Set exercise
Gather, from the data below, each line in which the word "diametre" occurs.

Available data
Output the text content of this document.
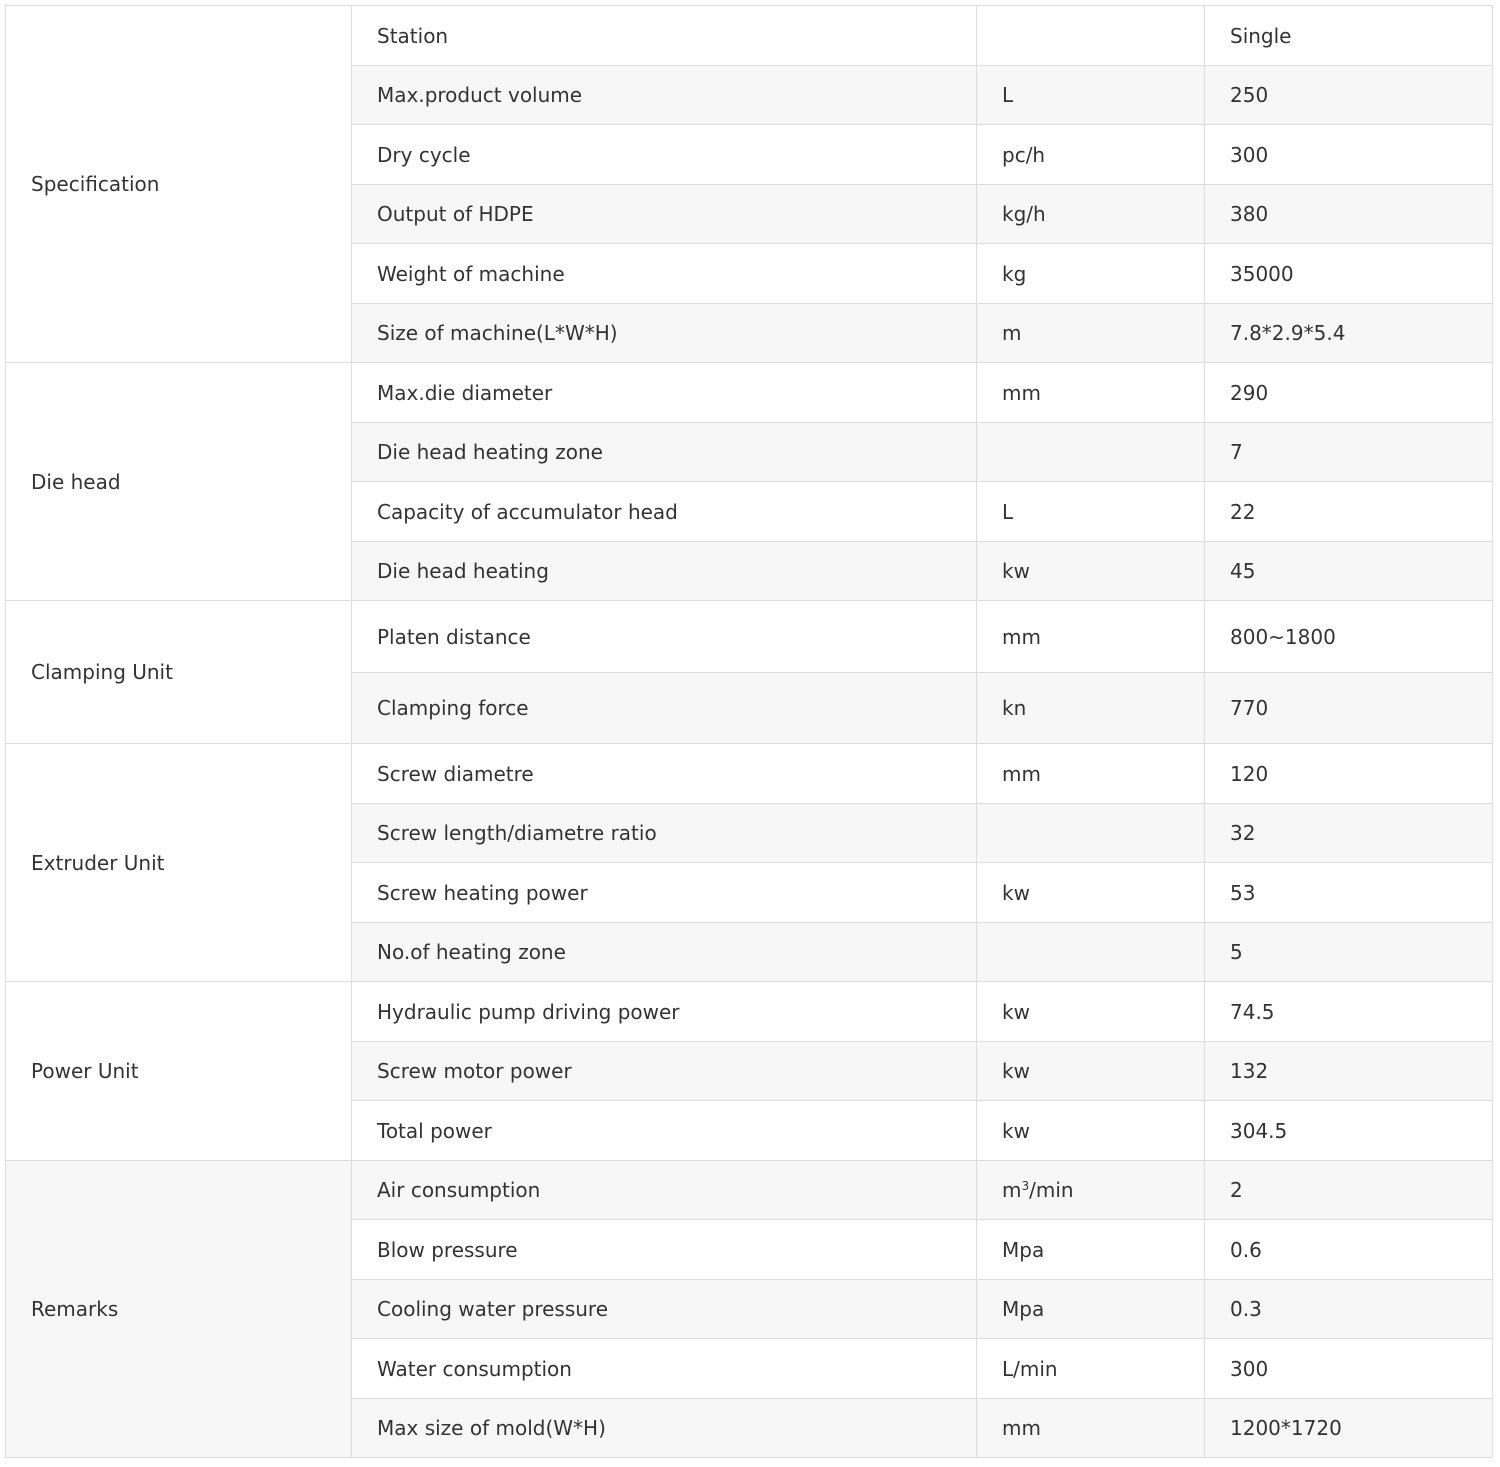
Specification	Station		Single
	Max.product volume	L	250
	Dry cycle	pc/h	300
	Output of HDPE	kg/h	380
	Weight of machine	kg	35000
	Size of machine(L*W*H)	m	7.8*2.9*5.4
Die head	Max.die diameter	mm	290
	Die head heating zone		7
	Capacity of accumulator head	L	22
	Die head heating	kw	45
Clamping Unit	Platen distance	mm	800~1800
	Clamping force	kn	770
Extruder Unit	Screw diametre	mm	120
	Screw length/diametre ratio		32
	Screw heating power	kw	53
	No.of heating zone		5
Power Unit	Hydraulic pump driving power	kw	74.5
	Screw motor power	kw	132
	Total power	kw	304.5
Remarks	Air consumption	$m^3/\min$	2
	Blow pressure	Mpa	0.6
	Cooling water pressure	Mpa	0.3
	Water consumption	L/min	300
	Max size of mold(W*H)	mm	1200*1720
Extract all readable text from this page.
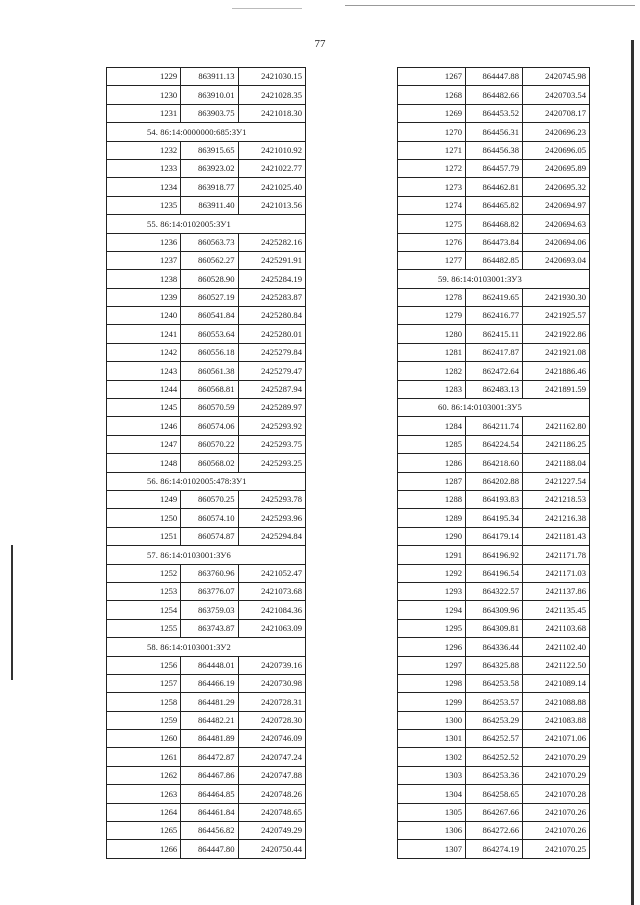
77
1229	863911.13	2421030.15
1230	863910.01	2421028.35
1231	863903.75	2421018.30
54. 86:14:0000000:685:ЗУ1		
1232	863915.65	2421010.92
1233	863923.02	2421022.77
1234	863918.77	2421025.40
1235	863911.40	2421013.56
55. 86:14:0102005:ЗУ1		
1236	860563.73	2425282.16
1237	860562.27	2425291.91
1238	860528.90	2425284.19
1239	860527.19	2425283.87
1240	860541.84	2425280.84
1241	860553.64	2425280.01
1242	860556.18	2425279.84
1243	860561.38	2425279.47
1244	860568.81	2425287.94
1245	860570.59	2425289.97
1246	860574.06	2425293.92
1247	860570.22	2425293.75
1248	860568.02	2425293.25
56. 86:14:0102005:478:ЗУ1		
1249	860570.25	2425293.78
1250	860574.10	2425293.96
1251	860574.87	2425294.84
57. 86:14:0103001:ЗУ6		
1252	863760.96	2421052.47
1253	863776.07	2421073.68
1254	863759.03	2421084.36
1255	863743.87	2421063.09
58. 86:14:0103001:ЗУ2		
1256	864448.01	2420739.16
1257	864466.19	2420730.98
1258	864481.29	2420728.31
1259	864482.21	2420728.30
1260	864481.89	2420746.09
1261	864472.87	2420747.24
1262	864467.86	2420747.88
1263	864464.85	2420748.26
1264	864461.84	2420748.65
1265	864456.82	2420749.29
1266	864447.80	2420750.44
1267	864447.88	2420745.98
1268	864482.66	2420703.54
1269	864453.52	2420708.17
1270	864456.31	2420696.23
1271	864456.38	2420696.05
1272	864457.79	2420695.89
1273	864462.81	2420695.32
1274	864465.82	2420694.97
1275	864468.82	2420694.63
1276	864473.84	2420694.06
1277	864482.85	2420693.04
59. 86:14:0103001:ЗУ3		
1278	862419.65	2421930.30
1279	862416.77	2421925.57
1280	862415.11	2421922.86
1281	862417.87	2421921.08
1282	862472.64	2421886.46
1283	862483.13	2421891.59
60. 86:14:0103001:ЗУ5		
1284	864211.74	2421162.80
1285	864224.54	2421186.25
1286	864218.60	2421188.04
1287	864202.88	2421227.54
1288	864193.83	2421218.53
1289	864195.34	2421216.38
1290	864179.14	2421181.43
1291	864196.92	2421171.78
1292	864196.54	2421171.03
1293	864322.57	2421137.86
1294	864309.96	2421135.45
1295	864309.81	2421103.68
1296	864336.44	2421102.40
1297	864325.88	2421122.50
1298	864253.58	2421089.14
1299	864253.57	2421088.88
1300	864253.29	2421083.88
1301	864252.57	2421071.06
1302	864252.52	2421070.29
1303	864253.36	2421070.29
1304	864258.65	2421070.28
1305	864267.66	2421070.26
1306	864272.66	2421070.26
1307	864274.19	2421070.25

The solution
Extruder Unit	Screw diametre	mm	120
	Screw length/diametre ratio		32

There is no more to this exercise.